* _Problem statement_: Transcribe each record below word for word.

- - -

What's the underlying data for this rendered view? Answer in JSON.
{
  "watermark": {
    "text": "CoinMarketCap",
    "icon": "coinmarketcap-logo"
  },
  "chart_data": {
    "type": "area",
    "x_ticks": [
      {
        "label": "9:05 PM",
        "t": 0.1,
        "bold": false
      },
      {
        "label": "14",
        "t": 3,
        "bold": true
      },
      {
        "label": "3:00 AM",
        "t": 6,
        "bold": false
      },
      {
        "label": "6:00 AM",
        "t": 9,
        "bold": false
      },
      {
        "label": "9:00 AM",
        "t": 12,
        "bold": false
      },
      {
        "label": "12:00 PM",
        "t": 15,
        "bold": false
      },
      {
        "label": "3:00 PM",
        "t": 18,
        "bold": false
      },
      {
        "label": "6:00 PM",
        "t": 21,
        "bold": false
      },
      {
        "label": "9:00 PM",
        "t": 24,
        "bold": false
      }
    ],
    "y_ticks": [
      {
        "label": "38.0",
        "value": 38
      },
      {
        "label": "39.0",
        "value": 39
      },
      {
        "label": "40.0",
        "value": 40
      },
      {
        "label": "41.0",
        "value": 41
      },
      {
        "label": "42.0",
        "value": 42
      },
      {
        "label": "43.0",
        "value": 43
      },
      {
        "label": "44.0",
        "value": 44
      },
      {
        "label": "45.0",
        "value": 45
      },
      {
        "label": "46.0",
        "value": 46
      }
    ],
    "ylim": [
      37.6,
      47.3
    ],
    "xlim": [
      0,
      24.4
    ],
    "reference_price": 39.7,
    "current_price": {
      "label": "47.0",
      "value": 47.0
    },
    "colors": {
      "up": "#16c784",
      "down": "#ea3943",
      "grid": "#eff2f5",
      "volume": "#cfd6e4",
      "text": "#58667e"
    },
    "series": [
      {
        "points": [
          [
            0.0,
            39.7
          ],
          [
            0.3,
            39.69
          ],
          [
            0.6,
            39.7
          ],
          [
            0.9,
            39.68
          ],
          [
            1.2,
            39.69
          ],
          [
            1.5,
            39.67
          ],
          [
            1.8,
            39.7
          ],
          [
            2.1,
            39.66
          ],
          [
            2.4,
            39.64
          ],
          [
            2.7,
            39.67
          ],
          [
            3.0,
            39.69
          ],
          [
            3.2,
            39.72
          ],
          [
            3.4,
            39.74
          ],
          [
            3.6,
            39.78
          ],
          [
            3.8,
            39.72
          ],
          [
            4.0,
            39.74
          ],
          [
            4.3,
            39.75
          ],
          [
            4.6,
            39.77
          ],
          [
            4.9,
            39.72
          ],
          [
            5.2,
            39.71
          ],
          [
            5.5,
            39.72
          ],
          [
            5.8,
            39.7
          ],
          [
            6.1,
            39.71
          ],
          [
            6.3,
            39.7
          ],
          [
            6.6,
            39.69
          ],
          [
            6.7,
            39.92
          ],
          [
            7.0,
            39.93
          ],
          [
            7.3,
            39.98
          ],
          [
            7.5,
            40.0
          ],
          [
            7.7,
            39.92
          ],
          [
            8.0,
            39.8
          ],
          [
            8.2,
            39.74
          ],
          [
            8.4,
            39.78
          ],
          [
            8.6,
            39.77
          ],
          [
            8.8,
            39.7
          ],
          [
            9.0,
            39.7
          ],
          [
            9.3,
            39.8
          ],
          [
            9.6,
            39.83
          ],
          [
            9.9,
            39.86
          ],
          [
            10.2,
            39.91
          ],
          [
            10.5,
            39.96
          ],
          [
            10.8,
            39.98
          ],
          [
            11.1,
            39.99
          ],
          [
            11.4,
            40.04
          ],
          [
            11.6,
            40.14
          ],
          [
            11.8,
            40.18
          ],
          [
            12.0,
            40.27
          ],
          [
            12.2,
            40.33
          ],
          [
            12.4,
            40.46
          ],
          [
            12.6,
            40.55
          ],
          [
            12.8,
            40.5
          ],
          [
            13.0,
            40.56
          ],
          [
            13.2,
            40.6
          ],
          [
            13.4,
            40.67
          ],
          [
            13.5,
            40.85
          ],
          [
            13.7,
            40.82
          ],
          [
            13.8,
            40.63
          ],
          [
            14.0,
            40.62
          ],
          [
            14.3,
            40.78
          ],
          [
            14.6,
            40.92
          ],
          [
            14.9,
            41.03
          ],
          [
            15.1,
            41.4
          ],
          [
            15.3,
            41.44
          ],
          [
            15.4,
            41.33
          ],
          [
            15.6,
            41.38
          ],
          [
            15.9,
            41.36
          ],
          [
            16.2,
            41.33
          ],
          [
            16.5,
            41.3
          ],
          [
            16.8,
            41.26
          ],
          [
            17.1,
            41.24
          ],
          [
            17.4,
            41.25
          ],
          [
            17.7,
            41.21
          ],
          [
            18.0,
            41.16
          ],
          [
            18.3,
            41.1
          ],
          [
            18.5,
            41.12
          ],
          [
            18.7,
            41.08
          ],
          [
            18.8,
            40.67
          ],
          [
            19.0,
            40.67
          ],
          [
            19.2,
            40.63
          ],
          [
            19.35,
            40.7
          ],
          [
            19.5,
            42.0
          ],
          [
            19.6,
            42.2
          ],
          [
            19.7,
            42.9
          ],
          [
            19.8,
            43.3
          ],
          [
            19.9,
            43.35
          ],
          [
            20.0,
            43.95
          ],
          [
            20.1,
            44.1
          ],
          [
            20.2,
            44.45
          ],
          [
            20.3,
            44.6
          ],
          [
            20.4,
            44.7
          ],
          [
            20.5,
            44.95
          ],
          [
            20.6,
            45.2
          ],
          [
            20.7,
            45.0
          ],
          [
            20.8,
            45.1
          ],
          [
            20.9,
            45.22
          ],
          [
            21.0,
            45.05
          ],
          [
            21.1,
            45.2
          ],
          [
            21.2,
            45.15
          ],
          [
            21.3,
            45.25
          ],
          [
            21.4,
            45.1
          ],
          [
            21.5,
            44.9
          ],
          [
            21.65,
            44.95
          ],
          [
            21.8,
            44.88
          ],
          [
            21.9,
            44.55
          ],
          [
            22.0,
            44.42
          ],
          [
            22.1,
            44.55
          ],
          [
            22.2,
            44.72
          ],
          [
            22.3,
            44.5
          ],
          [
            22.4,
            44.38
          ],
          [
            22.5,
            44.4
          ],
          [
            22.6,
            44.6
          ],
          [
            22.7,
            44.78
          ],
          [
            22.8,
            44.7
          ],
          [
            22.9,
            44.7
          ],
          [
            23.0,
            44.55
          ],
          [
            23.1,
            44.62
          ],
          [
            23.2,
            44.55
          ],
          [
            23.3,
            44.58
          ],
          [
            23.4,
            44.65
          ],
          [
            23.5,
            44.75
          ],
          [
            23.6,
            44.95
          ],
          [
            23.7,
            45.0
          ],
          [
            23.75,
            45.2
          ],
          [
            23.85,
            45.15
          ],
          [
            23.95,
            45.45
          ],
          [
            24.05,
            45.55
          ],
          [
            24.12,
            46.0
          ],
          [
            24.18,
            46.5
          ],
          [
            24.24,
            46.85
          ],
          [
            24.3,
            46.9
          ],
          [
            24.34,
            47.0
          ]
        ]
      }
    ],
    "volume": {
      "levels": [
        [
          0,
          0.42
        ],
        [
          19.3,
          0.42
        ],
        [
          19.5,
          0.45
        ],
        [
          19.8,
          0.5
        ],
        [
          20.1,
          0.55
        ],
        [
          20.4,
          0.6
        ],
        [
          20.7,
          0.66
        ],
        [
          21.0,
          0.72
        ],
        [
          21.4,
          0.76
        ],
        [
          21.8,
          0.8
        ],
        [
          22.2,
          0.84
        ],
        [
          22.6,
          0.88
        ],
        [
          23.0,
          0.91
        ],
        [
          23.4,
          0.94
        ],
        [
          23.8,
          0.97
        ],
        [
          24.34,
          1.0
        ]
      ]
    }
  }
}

- - -

* _Task answer_:
What's the underlying data for this rendered view? Answer in JSON.
{
  "watermark": {
    "text": "CoinMarketCap",
    "icon": "coinmarketcap-logo"
  },
  "chart_data": {
    "type": "area",
    "x_ticks": [
      {
        "label": "9:05 PM",
        "t": 0.1,
        "bold": false
      },
      {
        "label": "14",
        "t": 3,
        "bold": true
      },
      {
        "label": "3:00 AM",
        "t": 6,
        "bold": false
      },
      {
        "label": "6:00 AM",
        "t": 9,
        "bold": false
      },
      {
        "label": "9:00 AM",
        "t": 12,
        "bold": false
      },
      {
        "label": "12:00 PM",
        "t": 15,
        "bold": false
      },
      {
        "label": "3:00 PM",
        "t": 18,
        "bold": false
      },
      {
        "label": "6:00 PM",
        "t": 21,
        "bold": false
      },
      {
        "label": "9:00 PM",
        "t": 24,
        "bold": false
      }
    ],
    "y_ticks": [
      {
        "label": "38.0",
        "value": 38
      },
      {
        "label": "39.0",
        "value": 39
      },
      {
        "label": "40.0",
        "value": 40
      },
      {
        "label": "41.0",
        "value": 41
      },
      {
        "label": "42.0",
        "value": 42
      },
      {
        "label": "43.0",
        "value": 43
      },
      {
        "label": "44.0",
        "value": 44
      },
      {
        "label": "45.0",
        "value": 45
      },
      {
        "label": "46.0",
        "value": 46
      }
    ],
    "ylim": [
      37.6,
      47.3
    ],
    "xlim": [
      0,
      24.4
    ],
    "reference_price": 39.7,
    "current_price": {
      "label": "47.0",
      "value": 47.0
    },
    "colors": {
      "up": "#16c784",
      "down": "#ea3943",
      "grid": "#eff2f5",
      "volume": "#cfd6e4",
      "text": "#58667e"
    },
    "series": [
      {
        "points": [
          [
            0.0,
            39.7
          ],
          [
            0.3,
            39.69
          ],
          [
            0.6,
            39.7
          ],
          [
            0.9,
            39.68
          ],
          [
            1.2,
            39.69
          ],
          [
            1.5,
            39.67
          ],
          [
            1.8,
            39.7
          ],
          [
            2.1,
            39.66
          ],
          [
            2.4,
            39.64
          ],
          [
            2.7,
            39.67
          ],
          [
            3.0,
            39.69
          ],
          [
            3.2,
            39.72
          ],
          [
            3.4,
            39.74
          ],
          [
            3.6,
            39.78
          ],
          [
            3.8,
            39.72
          ],
          [
            4.0,
            39.74
          ],
          [
            4.3,
            39.75
          ],
          [
            4.6,
            39.77
          ],
          [
            4.9,
            39.72
          ],
          [
            5.2,
            39.71
          ],
          [
            5.5,
            39.72
          ],
          [
            5.8,
            39.7
          ],
          [
            6.1,
            39.71
          ],
          [
            6.3,
            39.7
          ],
          [
            6.6,
            39.69
          ],
          [
            6.7,
            39.92
          ],
          [
            7.0,
            39.93
          ],
          [
            7.3,
            39.98
          ],
          [
            7.5,
            40.0
          ],
          [
            7.7,
            39.92
          ],
          [
            8.0,
            39.8
          ],
          [
            8.2,
            39.74
          ],
          [
            8.4,
            39.78
          ],
          [
            8.6,
            39.77
          ],
          [
            8.8,
            39.7
          ],
          [
            9.0,
            39.7
          ],
          [
            9.3,
            39.8
          ],
          [
            9.6,
            39.83
          ],
          [
            9.9,
            39.86
          ],
          [
            10.2,
            39.91
          ],
          [
            10.5,
            39.96
          ],
          [
            10.8,
            39.98
          ],
          [
            11.1,
            39.99
          ],
          [
            11.4,
            40.04
          ],
          [
            11.6,
            40.14
          ],
          [
            11.8,
            40.18
          ],
          [
            12.0,
            40.27
          ],
          [
            12.2,
            40.33
          ],
          [
            12.4,
            40.46
          ],
          [
            12.6,
            40.55
          ],
          [
            12.8,
            40.5
          ],
          [
            13.0,
            40.56
          ],
          [
            13.2,
            40.6
          ],
          [
            13.4,
            40.67
          ],
          [
            13.5,
            40.85
          ],
          [
            13.7,
            40.82
          ],
          [
            13.8,
            40.63
          ],
          [
            14.0,
            40.62
          ],
          [
            14.3,
            40.78
          ],
          [
            14.6,
            40.92
          ],
          [
            14.9,
            41.03
          ],
          [
            15.1,
            41.4
          ],
          [
            15.3,
            41.44
          ],
          [
            15.4,
            41.33
          ],
          [
            15.6,
            41.38
          ],
          [
            15.9,
            41.36
          ],
          [
            16.2,
            41.33
          ],
          [
            16.5,
            41.3
          ],
          [
            16.8,
            41.26
          ],
          [
            17.1,
            41.24
          ],
          [
            17.4,
            41.25
          ],
          [
            17.7,
            41.21
          ],
          [
            18.0,
            41.16
          ],
          [
            18.3,
            41.1
          ],
          [
            18.5,
            41.12
          ],
          [
            18.7,
            41.08
          ],
          [
            18.8,
            40.67
          ],
          [
            19.0,
            40.67
          ],
          [
            19.2,
            40.63
          ],
          [
            19.35,
            40.7
          ],
          [
            19.5,
            42.0
          ],
          [
            19.6,
            42.2
          ],
          [
            19.7,
            42.9
          ],
          [
            19.8,
            43.3
          ],
          [
            19.9,
            43.35
          ],
          [
            20.0,
            43.95
          ],
          [
            20.1,
            44.1
          ],
          [
            20.2,
            44.45
          ],
          [
            20.3,
            44.6
          ],
          [
            20.4,
            44.7
          ],
          [
            20.5,
            44.95
          ],
          [
            20.6,
            45.2
          ],
          [
            20.7,
            45.0
          ],
          [
            20.8,
            45.1
          ],
          [
            20.9,
            45.22
          ],
          [
            21.0,
            45.05
          ],
          [
            21.1,
            45.2
          ],
          [
            21.2,
            45.15
          ],
          [
            21.3,
            45.25
          ],
          [
            21.4,
            45.1
          ],
          [
            21.5,
            44.9
          ],
          [
            21.65,
            44.95
          ],
          [
            21.8,
            44.88
          ],
          [
            21.9,
            44.55
          ],
          [
            22.0,
            44.42
          ],
          [
            22.1,
            44.55
          ],
          [
            22.2,
            44.72
          ],
          [
            22.3,
            44.5
          ],
          [
            22.4,
            44.38
          ],
          [
            22.5,
            44.4
          ],
          [
            22.6,
            44.6
          ],
          [
            22.7,
            44.78
          ],
          [
            22.8,
            44.7
          ],
          [
            22.9,
            44.7
          ],
          [
            23.0,
            44.55
          ],
          [
            23.1,
            44.62
          ],
          [
            23.2,
            44.55
          ],
          [
            23.3,
            44.58
          ],
          [
            23.4,
            44.65
          ],
          [
            23.5,
            44.75
          ],
          [
            23.6,
            44.95
          ],
          [
            23.7,
            45.0
          ],
          [
            23.75,
            45.2
          ],
          [
            23.85,
            45.15
          ],
          [
            23.95,
            45.45
          ],
          [
            24.05,
            45.55
          ],
          [
            24.12,
            46.0
          ],
          [
            24.18,
            46.5
          ],
          [
            24.24,
            46.85
          ],
          [
            24.3,
            46.9
          ],
          [
            24.34,
            47.0
          ]
        ]
      }
    ],
    "volume": {
      "levels": [
        [
          0,
          0.42
        ],
        [
          19.3,
          0.42
        ],
        [
          19.5,
          0.45
        ],
        [
          19.8,
          0.5
        ],
        [
          20.1,
          0.55
        ],
        [
          20.4,
          0.6
        ],
        [
          20.7,
          0.66
        ],
        [
          21.0,
          0.72
        ],
        [
          21.4,
          0.76
        ],
        [
          21.8,
          0.8
        ],
        [
          22.2,
          0.84
        ],
        [
          22.6,
          0.88
        ],
        [
          23.0,
          0.91
        ],
        [
          23.4,
          0.94
        ],
        [
          23.8,
          0.97
        ],
        [
          24.34,
          1.0
        ]
      ]
    }
  }
}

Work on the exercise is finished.